● Given task: Which lines hold the word "must"? Copy each of them.

● Items:
· · · · · · ·

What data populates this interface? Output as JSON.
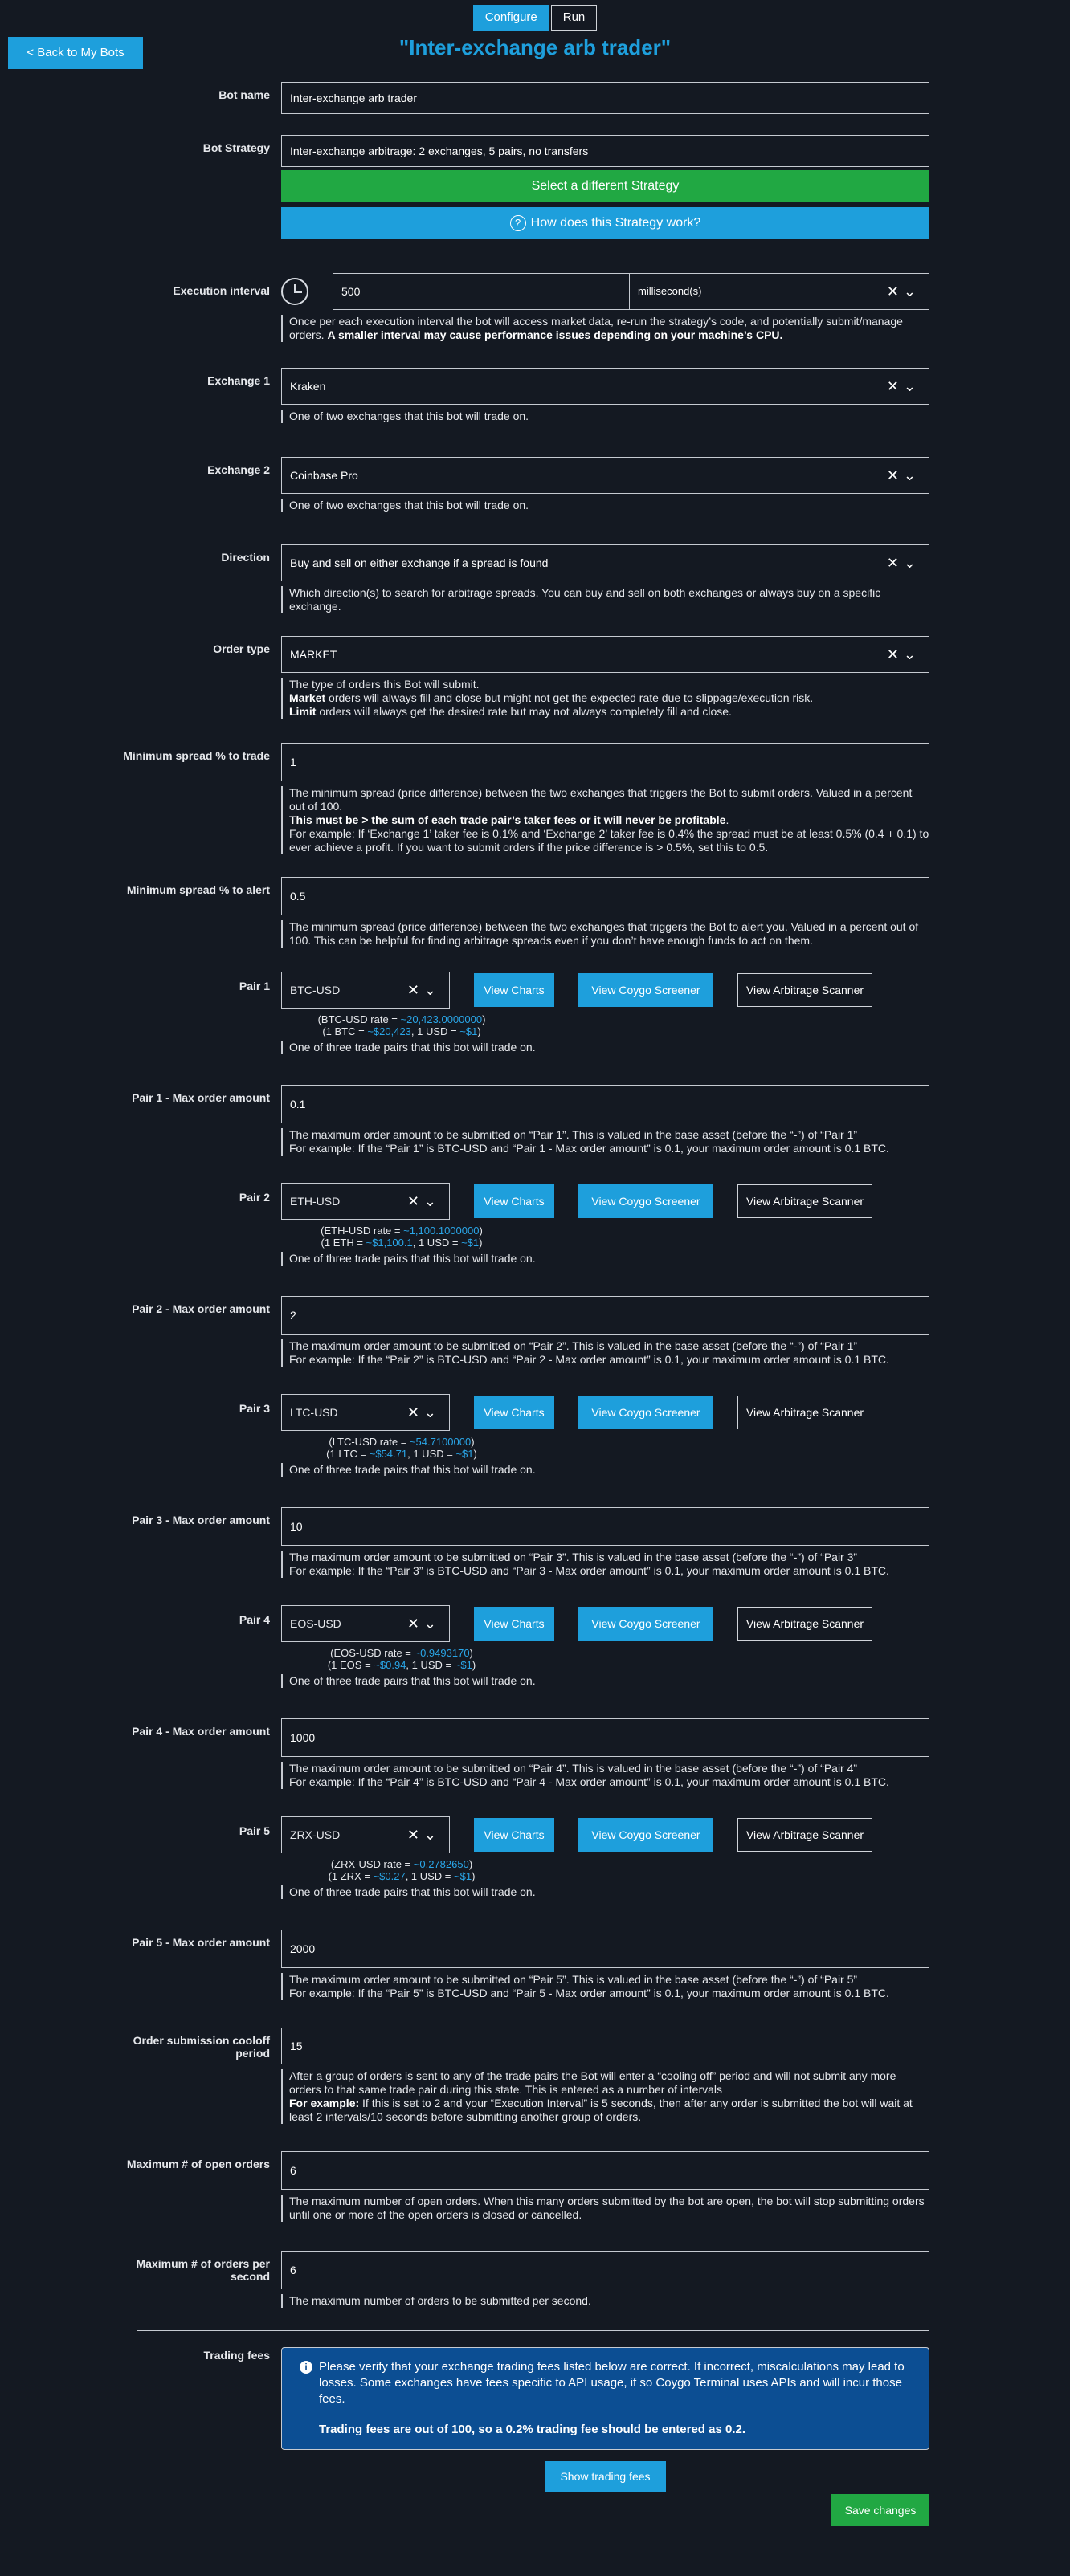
{
  "tabs": [
    "Configure",
    "Run"
  ],
  "back_label": "< Back to My Bots",
  "title": "\"Inter-exchange arb trader\"",
  "bot_name": {
    "label": "Bot name",
    "value": "Inter-exchange arb trader"
  },
  "strategy": {
    "label": "Bot Strategy",
    "value": "Inter-exchange arbitrage: 2 exchanges, 5 pairs, no transfers",
    "select_btn": "Select a different Strategy",
    "how_btn": "How does this Strategy work?"
  },
  "interval": {
    "label": "Execution interval",
    "value": "500",
    "unit": "millisecond(s)",
    "help_plain": "Once per each execution interval the bot will access market data, re-run the strategy’s code, and potentially submit/manage orders.",
    "help_bold": "A smaller interval may cause performance issues depending on your machine’s CPU."
  },
  "exchange1": {
    "label": "Exchange 1",
    "value": "Kraken",
    "help": "One of two exchanges that this bot will trade on."
  },
  "exchange2": {
    "label": "Exchange 2",
    "value": "Coinbase Pro",
    "help": "One of two exchanges that this bot will trade on."
  },
  "direction": {
    "label": "Direction",
    "value": "Buy and sell on either exchange if a spread is found",
    "help": "Which direction(s) to search for arbitrage spreads. You can buy and sell on both exchanges or always buy on a specific exchange."
  },
  "order_type": {
    "label": "Order type",
    "value": "MARKET",
    "help1": "The type of orders this Bot will submit.",
    "help2_bold": "Market",
    "help2": " orders will always fill and close but might not get the expected rate due to slippage/execution risk.",
    "help3_bold": "Limit",
    "help3": " orders will always get the desired rate but may not always completely fill and close."
  },
  "min_trade": {
    "label": "Minimum spread % to trade",
    "value": "1",
    "help1": "The minimum spread (price difference) between the two exchanges that triggers the Bot to submit orders. Valued in a percent out of 100.",
    "help2_bold": "This must be > the sum of each trade pair’s taker fees or it will never be profitable",
    "help2_tail": ".",
    "help3": "For example: If ‘Exchange 1’ taker fee is 0.1% and ‘Exchange 2’ taker fee is 0.4% the spread must be at least 0.5% (0.4 + 0.1) to ever achieve a profit. If you want to submit orders if the price difference is > 0.5%, set this to 0.5."
  },
  "min_alert": {
    "label": "Minimum spread % to alert",
    "value": "0.5",
    "help": "The minimum spread (price difference) between the two exchanges that triggers the Bot to alert you. Valued in a percent out of 100. This can be helpful for finding arbitrage spreads even if you don’t have enough funds to act on them."
  },
  "pair_buttons": {
    "charts": "View Charts",
    "screener": "View Coygo Screener",
    "scanner": "View Arbitrage Scanner"
  },
  "pairs": [
    {
      "label": "Pair 1",
      "value": "BTC-USD",
      "rate_a": "(BTC-USD rate = ",
      "rate_v": "~20,423.0000000",
      "rate_b": ")",
      "conv_a": "(1 BTC = ",
      "conv_v1": "~$20,423",
      "conv_b": ", 1 USD = ",
      "conv_v2": "~$1",
      "conv_c": ")",
      "help": "One of three trade pairs that this bot will trade on.",
      "max_label": "Pair 1 - Max order amount",
      "max_value": "0.1",
      "max_help1": "The maximum order amount to be submitted on “Pair 1”. This is valued in the base asset (before the “-”) of “Pair 1”",
      "max_help2": "For example: If the “Pair 1” is BTC-USD and “Pair 1 - Max order amount” is 0.1, your maximum order amount is 0.1 BTC."
    },
    {
      "label": "Pair 2",
      "value": "ETH-USD",
      "rate_a": "(ETH-USD rate = ",
      "rate_v": "~1,100.1000000",
      "rate_b": ")",
      "conv_a": "(1 ETH = ",
      "conv_v1": "~$1,100.1",
      "conv_b": ", 1 USD = ",
      "conv_v2": "~$1",
      "conv_c": ")",
      "help": "One of three trade pairs that this bot will trade on.",
      "max_label": "Pair 2 - Max order amount",
      "max_value": "2",
      "max_help1": "The maximum order amount to be submitted on “Pair 2”. This is valued in the base asset (before the “-”) of “Pair 1”",
      "max_help2": "For example: If the “Pair 2” is BTC-USD and “Pair 2 - Max order amount” is 0.1, your maximum order amount is 0.1 BTC."
    },
    {
      "label": "Pair 3",
      "value": "LTC-USD",
      "rate_a": "(LTC-USD rate = ",
      "rate_v": "~54.7100000",
      "rate_b": ")",
      "conv_a": "(1 LTC = ",
      "conv_v1": "~$54.71",
      "conv_b": ", 1 USD = ",
      "conv_v2": "~$1",
      "conv_c": ")",
      "help": "One of three trade pairs that this bot will trade on.",
      "max_label": "Pair 3 - Max order amount",
      "max_value": "10",
      "max_help1": "The maximum order amount to be submitted on “Pair 3”. This is valued in the base asset (before the “-”) of “Pair 3”",
      "max_help2": "For example: If the “Pair 3” is BTC-USD and “Pair 3 - Max order amount” is 0.1, your maximum order amount is 0.1 BTC."
    },
    {
      "label": "Pair 4",
      "value": "EOS-USD",
      "rate_a": "(EOS-USD rate = ",
      "rate_v": "~0.9493170",
      "rate_b": ")",
      "conv_a": "(1 EOS = ",
      "conv_v1": "~$0.94",
      "conv_b": ", 1 USD = ",
      "conv_v2": "~$1",
      "conv_c": ")",
      "help": "One of three trade pairs that this bot will trade on.",
      "max_label": "Pair 4 - Max order amount",
      "max_value": "1000",
      "max_help1": "The maximum order amount to be submitted on “Pair 4”. This is valued in the base asset (before the “-”) of “Pair 4”",
      "max_help2": "For example: If the “Pair 4” is BTC-USD and “Pair 4 - Max order amount” is 0.1, your maximum order amount is 0.1 BTC."
    },
    {
      "label": "Pair 5",
      "value": "ZRX-USD",
      "rate_a": "(ZRX-USD rate = ",
      "rate_v": "~0.2782650",
      "rate_b": ")",
      "conv_a": "(1 ZRX = ",
      "conv_v1": "~$0.27",
      "conv_b": ", 1 USD = ",
      "conv_v2": "~$1",
      "conv_c": ")",
      "help": "One of three trade pairs that this bot will trade on.",
      "max_label": "Pair 5 - Max order amount",
      "max_value": "2000",
      "max_help1": "The maximum order amount to be submitted on “Pair 5”. This is valued in the base asset (before the “-”) of “Pair 5”",
      "max_help2": "For example: If the “Pair 5” is BTC-USD and “Pair 5 - Max order amount” is 0.1, your maximum order amount is 0.1 BTC."
    }
  ],
  "cooloff": {
    "label": "Order submission cooloff period",
    "value": "15",
    "help1": "After a group of orders is sent to any of the trade pairs the Bot will enter a “cooling off” period and will not submit any more orders to that same trade pair during this state. This is entered as a number of intervals",
    "help2_bold": "For example:",
    "help2": " If this is set to 2 and your “Execution Interval” is 5 seconds, then after any order is submitted the bot will wait at least 2 intervals/10 seconds before submitting another group of orders."
  },
  "max_open": {
    "label": "Maximum # of open orders",
    "value": "6",
    "help": "The maximum number of open orders. When this many orders submitted by the bot are open, the bot will stop submitting orders until one or more of the open orders is closed or cancelled."
  },
  "max_per_sec": {
    "label": "Maximum # of orders per second",
    "value": "6",
    "help": "The maximum number of orders to be submitted per second."
  },
  "fees": {
    "label": "Trading fees",
    "notice": "Please verify that your exchange trading fees listed below are correct. If incorrect, miscalculations may lead to losses. Some exchanges have fees specific to API usage, if so Coygo Terminal uses APIs and will incur those fees.",
    "notice_bold": "Trading fees are out of 100, so a 0.2% trading fee should be entered as 0.2.",
    "show_btn": "Show trading fees"
  },
  "save_label": "Save changes",
  "colors": {
    "accent": "#1e9fdc",
    "green": "#21a843",
    "background": "#141922",
    "notice": "#0c4e93"
  }
}
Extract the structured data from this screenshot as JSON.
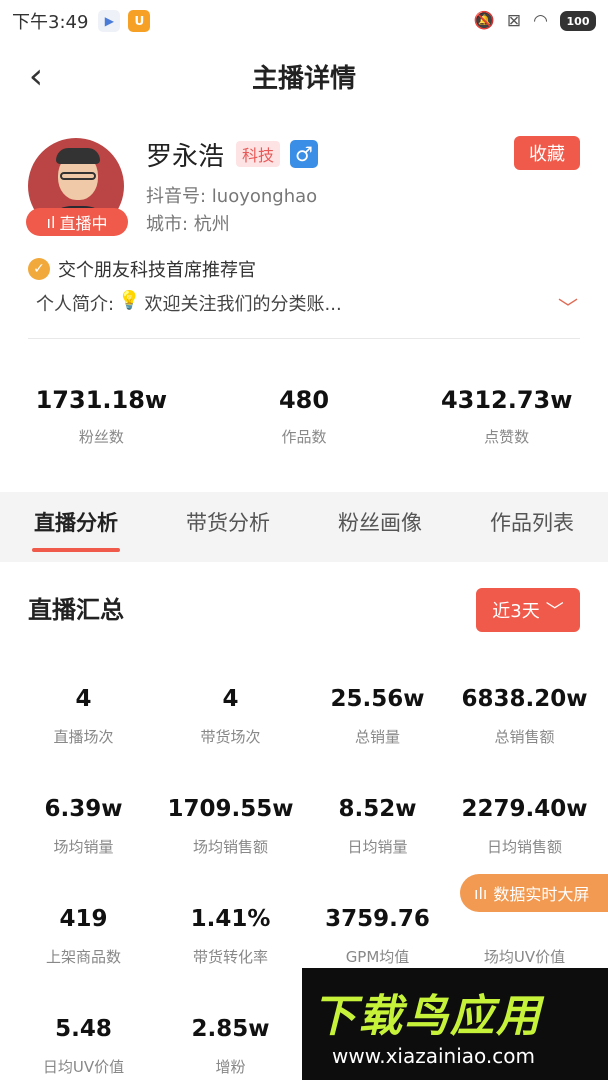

· · · · · · ·

● Task answer:
    "help2_bold": "This must be > the sum of each trade pair’s taker fees or it will never be profitable",
    "help3": "For example: If ‘Exchange 1’ taker fee is 0.1% and ‘Exchange 2’ taker fee is 0.4% the spread must be at least 0.5% (0.4 + 0.1) to ever achieve a profit. If you want to submit orders if the price difference is > 0.5%, set this to 0.5."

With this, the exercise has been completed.